Data for this exercise

[START]

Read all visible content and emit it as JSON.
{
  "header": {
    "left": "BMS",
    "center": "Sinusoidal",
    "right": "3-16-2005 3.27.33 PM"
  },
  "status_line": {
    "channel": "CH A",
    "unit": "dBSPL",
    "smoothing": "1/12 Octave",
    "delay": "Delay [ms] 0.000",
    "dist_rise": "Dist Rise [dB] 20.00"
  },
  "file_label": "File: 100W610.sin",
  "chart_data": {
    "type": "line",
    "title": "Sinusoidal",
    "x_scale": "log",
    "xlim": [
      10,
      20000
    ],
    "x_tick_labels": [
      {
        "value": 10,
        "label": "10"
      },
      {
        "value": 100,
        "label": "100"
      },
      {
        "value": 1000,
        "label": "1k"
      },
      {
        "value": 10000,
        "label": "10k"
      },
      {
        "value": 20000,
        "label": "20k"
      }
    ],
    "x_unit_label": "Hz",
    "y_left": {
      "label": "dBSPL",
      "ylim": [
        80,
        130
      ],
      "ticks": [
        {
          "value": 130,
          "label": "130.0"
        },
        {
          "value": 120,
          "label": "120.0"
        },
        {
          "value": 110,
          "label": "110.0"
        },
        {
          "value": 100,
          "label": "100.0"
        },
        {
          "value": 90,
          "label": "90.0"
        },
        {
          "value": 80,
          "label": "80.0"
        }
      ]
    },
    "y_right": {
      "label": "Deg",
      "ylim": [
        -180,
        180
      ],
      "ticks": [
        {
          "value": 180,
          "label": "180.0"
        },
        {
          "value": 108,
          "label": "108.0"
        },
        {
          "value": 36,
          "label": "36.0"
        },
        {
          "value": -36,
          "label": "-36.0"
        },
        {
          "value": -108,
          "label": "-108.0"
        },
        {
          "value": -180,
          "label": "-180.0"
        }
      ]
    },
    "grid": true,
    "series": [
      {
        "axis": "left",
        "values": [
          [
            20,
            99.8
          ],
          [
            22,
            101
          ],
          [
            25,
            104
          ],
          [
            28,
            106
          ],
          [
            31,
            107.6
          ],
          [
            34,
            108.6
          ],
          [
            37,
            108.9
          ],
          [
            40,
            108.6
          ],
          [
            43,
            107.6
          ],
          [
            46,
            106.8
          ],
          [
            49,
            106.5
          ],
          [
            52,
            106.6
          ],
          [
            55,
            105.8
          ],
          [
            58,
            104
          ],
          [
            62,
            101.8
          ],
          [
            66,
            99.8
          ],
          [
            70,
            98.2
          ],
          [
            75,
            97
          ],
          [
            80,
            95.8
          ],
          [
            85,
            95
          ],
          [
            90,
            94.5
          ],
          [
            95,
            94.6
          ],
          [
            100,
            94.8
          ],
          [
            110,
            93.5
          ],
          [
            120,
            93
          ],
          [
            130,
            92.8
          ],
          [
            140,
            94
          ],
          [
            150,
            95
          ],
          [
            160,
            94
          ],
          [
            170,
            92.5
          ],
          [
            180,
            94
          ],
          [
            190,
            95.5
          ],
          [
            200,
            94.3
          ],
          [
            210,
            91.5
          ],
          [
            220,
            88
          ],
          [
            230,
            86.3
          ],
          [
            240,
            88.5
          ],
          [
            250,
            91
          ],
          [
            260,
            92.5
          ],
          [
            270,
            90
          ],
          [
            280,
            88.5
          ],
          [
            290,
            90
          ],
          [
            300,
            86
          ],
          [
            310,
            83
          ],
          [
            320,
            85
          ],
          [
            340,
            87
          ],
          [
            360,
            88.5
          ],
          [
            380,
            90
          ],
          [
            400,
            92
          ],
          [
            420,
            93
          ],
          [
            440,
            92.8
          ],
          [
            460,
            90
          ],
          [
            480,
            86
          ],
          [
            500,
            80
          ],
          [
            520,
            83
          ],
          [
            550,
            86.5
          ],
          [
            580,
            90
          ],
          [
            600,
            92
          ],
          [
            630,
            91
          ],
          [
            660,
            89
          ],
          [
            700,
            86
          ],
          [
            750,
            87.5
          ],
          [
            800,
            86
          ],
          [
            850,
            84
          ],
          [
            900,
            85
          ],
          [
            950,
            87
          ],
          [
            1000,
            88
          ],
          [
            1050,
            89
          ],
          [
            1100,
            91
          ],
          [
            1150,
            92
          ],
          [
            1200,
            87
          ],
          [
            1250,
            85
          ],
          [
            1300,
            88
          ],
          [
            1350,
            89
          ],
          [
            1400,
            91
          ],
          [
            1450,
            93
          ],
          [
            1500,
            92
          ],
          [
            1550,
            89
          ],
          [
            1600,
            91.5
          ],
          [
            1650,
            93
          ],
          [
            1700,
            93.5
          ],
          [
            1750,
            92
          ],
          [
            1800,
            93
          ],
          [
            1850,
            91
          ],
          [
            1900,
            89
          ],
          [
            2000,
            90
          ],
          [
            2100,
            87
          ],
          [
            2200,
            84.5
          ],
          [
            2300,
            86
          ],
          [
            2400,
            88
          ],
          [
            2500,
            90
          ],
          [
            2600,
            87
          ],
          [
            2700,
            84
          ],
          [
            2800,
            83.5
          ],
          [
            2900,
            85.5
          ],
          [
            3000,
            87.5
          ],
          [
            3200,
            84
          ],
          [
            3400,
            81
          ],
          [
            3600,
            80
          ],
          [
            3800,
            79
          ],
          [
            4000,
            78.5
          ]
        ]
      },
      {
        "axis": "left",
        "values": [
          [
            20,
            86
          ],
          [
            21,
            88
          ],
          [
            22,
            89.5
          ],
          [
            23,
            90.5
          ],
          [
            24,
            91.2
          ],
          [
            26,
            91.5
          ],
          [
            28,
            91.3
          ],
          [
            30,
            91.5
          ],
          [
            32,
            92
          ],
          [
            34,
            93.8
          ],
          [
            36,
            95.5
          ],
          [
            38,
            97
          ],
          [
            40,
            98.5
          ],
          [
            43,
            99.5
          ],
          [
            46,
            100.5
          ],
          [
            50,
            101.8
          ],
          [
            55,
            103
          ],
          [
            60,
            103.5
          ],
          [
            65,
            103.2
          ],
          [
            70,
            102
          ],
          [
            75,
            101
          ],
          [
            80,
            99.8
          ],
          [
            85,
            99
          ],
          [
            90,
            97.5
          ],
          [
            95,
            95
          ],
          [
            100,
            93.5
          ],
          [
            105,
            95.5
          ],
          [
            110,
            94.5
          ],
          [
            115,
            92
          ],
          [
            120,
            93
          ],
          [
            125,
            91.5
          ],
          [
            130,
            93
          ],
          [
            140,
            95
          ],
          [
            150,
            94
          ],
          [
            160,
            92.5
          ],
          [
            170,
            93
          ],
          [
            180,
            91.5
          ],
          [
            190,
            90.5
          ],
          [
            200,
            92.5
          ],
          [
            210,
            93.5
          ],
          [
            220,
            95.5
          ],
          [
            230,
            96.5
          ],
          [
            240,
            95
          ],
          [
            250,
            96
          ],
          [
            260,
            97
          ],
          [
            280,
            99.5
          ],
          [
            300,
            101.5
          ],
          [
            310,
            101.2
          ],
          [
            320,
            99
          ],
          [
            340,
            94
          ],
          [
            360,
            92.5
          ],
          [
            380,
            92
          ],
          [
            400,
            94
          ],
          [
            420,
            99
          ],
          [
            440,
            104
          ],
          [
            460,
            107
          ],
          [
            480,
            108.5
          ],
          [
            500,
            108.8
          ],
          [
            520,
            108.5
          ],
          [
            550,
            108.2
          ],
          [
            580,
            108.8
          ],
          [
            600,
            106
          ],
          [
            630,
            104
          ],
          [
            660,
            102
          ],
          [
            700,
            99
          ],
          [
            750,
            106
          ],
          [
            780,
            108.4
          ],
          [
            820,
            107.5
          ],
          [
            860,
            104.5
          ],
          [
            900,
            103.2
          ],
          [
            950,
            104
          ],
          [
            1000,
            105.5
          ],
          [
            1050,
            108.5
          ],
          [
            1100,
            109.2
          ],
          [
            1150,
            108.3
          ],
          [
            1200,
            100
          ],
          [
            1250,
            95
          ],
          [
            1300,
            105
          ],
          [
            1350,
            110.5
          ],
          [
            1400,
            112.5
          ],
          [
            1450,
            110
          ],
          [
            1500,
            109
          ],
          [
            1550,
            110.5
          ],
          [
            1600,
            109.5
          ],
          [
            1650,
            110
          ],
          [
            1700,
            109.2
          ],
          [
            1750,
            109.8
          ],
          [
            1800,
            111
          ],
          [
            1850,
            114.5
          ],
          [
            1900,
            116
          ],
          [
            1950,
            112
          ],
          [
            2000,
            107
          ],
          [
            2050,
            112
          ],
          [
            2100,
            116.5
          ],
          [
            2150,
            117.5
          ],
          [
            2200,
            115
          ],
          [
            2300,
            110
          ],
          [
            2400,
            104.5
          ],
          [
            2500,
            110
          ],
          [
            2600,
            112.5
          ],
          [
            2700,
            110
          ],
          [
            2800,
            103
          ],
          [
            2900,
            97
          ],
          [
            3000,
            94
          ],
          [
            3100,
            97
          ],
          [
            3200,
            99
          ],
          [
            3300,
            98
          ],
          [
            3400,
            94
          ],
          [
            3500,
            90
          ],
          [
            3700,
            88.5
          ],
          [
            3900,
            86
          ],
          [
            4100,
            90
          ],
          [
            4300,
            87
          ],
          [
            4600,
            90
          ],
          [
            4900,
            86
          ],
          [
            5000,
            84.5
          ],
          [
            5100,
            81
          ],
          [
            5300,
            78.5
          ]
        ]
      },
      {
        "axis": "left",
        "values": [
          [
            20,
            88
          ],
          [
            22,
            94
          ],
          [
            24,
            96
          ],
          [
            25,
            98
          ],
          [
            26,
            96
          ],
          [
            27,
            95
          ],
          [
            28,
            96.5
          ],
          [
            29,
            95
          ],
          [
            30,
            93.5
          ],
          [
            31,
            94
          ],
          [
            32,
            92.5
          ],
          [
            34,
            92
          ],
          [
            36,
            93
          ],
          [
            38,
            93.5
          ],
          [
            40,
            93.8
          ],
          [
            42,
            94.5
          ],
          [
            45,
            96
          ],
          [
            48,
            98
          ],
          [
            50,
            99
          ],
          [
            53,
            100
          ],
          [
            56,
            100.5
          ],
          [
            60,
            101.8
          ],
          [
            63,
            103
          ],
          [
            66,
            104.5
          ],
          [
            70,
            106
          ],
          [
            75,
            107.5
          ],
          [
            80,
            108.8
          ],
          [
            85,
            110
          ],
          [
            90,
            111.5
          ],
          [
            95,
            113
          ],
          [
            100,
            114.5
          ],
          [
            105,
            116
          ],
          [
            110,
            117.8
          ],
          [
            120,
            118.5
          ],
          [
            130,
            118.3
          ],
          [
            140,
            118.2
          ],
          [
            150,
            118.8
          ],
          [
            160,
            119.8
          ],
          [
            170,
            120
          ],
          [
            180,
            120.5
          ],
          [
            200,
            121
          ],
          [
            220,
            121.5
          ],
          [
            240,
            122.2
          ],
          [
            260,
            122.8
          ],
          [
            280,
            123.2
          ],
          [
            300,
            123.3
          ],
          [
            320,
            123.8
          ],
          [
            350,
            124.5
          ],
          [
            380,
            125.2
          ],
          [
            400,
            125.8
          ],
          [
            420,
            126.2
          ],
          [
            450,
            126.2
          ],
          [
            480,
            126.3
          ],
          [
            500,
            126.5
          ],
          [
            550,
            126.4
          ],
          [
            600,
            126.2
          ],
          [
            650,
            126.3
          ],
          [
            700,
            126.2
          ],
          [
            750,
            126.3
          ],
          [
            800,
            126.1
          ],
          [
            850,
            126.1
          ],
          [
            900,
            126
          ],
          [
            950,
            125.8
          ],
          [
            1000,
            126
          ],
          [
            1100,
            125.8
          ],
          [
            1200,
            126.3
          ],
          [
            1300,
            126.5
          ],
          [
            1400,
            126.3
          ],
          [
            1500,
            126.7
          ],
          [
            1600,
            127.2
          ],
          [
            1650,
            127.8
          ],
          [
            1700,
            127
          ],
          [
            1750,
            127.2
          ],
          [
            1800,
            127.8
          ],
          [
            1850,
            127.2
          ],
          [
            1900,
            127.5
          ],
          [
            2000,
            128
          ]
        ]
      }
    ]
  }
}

[END]

Task details
Write down the number of lines where the word "Sinusoidal" appears, and nothing further.

Exercise solution
2